#### Task to carry out:
Transcribe the full listing below exactly.

Start Exercise material

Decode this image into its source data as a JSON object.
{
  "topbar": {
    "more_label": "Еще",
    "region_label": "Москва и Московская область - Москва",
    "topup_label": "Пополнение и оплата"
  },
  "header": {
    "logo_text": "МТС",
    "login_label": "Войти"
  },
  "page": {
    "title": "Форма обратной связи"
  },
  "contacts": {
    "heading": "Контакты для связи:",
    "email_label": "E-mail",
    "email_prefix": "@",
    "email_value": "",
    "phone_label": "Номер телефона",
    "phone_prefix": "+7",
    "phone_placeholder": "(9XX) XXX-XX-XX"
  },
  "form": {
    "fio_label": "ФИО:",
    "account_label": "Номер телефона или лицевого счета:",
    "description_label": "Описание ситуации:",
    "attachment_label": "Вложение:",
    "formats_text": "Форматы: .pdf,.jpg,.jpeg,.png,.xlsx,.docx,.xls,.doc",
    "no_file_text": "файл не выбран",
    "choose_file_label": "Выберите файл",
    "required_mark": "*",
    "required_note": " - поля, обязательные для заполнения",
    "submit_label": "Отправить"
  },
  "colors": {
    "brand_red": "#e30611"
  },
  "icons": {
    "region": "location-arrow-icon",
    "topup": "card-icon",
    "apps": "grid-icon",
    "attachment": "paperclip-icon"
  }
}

End Exercise material

#### Solution for this exercise:
Decode this image into its source data as a JSON object.
{
  "topbar": {
    "more_label": "Еще",
    "region_label": "Москва и Московская область - Москва",
    "topup_label": "Пополнение и оплата"
  },
  "header": {
    "logo_text": "МТС",
    "login_label": "Войти"
  },
  "page": {
    "title": "Форма обратной связи"
  },
  "contacts": {
    "heading": "Контакты для связи:",
    "email_label": "E-mail",
    "email_prefix": "@",
    "email_value": "",
    "phone_label": "Номер телефона",
    "phone_prefix": "+7",
    "phone_placeholder": "(9XX) XXX-XX-XX"
  },
  "form": {
    "fio_label": "ФИО:",
    "account_label": "Номер телефона или лицевого счета:",
    "description_label": "Описание ситуации:",
    "attachment_label": "Вложение:",
    "formats_text": "Форматы: .pdf,.jpg,.jpeg,.png,.xlsx,.docx,.xls,.doc",
    "no_file_text": "файл не выбран",
    "choose_file_label": "Выберите файл",
    "required_mark": "*",
    "required_note": " - поля, обязательные для заполнения",
    "submit_label": "Отправить"
  },
  "colors": {
    "brand_red": "#e30611"
  },
  "icons": {
    "region": "location-arrow-icon",
    "topup": "card-icon",
    "apps": "grid-icon",
    "attachment": "paperclip-icon"
  }
}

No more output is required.